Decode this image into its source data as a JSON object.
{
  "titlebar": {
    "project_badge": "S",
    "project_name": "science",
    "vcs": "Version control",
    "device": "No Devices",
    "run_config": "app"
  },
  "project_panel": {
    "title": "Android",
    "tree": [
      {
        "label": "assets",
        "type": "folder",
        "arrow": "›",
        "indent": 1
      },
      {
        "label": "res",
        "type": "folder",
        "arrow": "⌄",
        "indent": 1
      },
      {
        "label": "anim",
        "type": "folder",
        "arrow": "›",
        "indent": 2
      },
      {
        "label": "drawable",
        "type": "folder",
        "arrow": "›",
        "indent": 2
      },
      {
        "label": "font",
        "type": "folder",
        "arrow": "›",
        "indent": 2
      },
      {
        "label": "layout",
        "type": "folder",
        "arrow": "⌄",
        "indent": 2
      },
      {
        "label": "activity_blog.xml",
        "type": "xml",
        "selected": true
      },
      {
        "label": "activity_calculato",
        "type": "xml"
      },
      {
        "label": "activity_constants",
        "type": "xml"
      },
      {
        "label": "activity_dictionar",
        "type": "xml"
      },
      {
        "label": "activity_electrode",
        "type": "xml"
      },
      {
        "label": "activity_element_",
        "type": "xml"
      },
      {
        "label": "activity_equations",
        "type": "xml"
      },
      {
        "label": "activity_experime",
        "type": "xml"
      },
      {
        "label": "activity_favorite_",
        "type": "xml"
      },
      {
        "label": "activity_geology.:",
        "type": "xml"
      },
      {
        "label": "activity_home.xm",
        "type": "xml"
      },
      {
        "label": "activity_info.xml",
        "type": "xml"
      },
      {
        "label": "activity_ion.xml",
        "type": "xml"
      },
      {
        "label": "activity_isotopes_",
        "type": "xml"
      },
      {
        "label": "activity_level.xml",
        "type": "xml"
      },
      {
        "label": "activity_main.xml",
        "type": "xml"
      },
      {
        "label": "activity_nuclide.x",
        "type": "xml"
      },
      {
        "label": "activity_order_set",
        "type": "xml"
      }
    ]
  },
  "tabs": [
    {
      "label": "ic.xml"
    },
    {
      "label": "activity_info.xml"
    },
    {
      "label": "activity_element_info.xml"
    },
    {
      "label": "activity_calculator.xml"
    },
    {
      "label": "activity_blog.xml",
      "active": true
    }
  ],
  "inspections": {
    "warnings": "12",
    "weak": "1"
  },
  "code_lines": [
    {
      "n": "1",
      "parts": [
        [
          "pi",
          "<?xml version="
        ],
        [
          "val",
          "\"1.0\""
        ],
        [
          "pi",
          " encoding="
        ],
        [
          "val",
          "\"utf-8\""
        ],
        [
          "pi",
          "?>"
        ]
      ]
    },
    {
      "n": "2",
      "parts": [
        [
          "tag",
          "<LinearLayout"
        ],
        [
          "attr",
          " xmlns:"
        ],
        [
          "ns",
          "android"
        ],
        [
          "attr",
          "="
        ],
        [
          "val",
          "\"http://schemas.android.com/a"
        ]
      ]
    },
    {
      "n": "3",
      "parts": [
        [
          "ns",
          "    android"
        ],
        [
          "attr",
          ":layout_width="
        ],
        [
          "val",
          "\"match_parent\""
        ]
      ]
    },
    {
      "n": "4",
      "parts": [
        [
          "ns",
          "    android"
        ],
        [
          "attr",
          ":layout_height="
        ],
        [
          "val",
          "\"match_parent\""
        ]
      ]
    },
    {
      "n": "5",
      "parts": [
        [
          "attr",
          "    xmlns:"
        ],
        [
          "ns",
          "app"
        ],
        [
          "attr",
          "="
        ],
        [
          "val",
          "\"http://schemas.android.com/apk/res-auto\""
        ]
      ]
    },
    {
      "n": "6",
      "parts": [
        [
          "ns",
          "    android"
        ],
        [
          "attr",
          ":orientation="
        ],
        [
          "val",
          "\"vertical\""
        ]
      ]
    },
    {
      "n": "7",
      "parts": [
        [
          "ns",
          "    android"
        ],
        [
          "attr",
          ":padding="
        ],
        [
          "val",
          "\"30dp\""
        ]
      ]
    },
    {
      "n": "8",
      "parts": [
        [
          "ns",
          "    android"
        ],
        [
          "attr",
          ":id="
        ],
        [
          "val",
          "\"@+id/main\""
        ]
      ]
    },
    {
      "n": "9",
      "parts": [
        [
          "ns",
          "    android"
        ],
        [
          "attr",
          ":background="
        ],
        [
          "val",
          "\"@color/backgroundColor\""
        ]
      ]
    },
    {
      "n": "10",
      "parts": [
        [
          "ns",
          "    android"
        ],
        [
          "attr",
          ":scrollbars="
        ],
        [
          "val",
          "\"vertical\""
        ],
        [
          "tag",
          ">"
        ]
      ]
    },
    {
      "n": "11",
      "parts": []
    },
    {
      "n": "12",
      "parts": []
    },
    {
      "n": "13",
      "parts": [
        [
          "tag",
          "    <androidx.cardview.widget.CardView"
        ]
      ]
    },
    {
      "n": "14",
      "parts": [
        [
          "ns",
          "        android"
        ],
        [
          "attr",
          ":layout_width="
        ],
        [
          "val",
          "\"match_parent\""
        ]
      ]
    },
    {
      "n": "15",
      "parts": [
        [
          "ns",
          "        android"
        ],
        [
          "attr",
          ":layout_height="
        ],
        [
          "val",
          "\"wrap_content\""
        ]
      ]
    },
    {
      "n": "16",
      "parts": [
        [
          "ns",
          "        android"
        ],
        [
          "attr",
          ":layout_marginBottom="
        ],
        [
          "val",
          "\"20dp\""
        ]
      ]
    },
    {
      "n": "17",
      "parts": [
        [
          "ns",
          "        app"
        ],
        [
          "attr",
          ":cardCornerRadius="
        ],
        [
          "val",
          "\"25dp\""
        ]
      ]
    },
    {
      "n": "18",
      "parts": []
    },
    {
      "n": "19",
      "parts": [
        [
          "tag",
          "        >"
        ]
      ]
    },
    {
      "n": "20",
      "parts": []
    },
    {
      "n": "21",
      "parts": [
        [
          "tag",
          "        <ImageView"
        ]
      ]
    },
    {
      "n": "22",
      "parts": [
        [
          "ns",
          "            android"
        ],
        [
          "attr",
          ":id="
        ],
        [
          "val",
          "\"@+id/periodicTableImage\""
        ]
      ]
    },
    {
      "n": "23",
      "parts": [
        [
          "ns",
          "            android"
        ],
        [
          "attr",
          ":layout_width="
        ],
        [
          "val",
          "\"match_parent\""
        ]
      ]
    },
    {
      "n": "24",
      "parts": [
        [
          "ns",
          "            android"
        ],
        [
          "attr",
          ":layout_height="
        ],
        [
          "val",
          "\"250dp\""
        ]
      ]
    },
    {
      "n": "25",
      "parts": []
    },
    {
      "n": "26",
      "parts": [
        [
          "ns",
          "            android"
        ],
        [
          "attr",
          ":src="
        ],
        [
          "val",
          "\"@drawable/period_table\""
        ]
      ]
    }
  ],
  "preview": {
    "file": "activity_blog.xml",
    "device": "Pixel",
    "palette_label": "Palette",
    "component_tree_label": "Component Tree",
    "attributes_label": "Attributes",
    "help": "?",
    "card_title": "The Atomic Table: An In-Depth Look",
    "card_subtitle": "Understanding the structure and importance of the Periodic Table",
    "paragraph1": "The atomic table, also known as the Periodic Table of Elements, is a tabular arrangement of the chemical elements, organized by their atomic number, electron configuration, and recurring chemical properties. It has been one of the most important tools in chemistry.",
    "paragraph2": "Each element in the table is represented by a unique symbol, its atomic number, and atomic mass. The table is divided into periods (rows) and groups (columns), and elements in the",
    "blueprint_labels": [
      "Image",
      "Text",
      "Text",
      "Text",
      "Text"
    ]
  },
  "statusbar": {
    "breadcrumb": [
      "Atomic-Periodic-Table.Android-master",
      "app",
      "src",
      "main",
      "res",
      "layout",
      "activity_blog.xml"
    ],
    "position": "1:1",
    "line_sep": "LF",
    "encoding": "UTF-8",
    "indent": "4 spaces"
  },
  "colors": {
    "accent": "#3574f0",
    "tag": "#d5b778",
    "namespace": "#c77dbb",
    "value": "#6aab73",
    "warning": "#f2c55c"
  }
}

## Written request
Search the lines above for the string "drawable", then show every one that has it.

## Result of this exercise
        "label": "drawable",
          "\"@drawable/period_table\""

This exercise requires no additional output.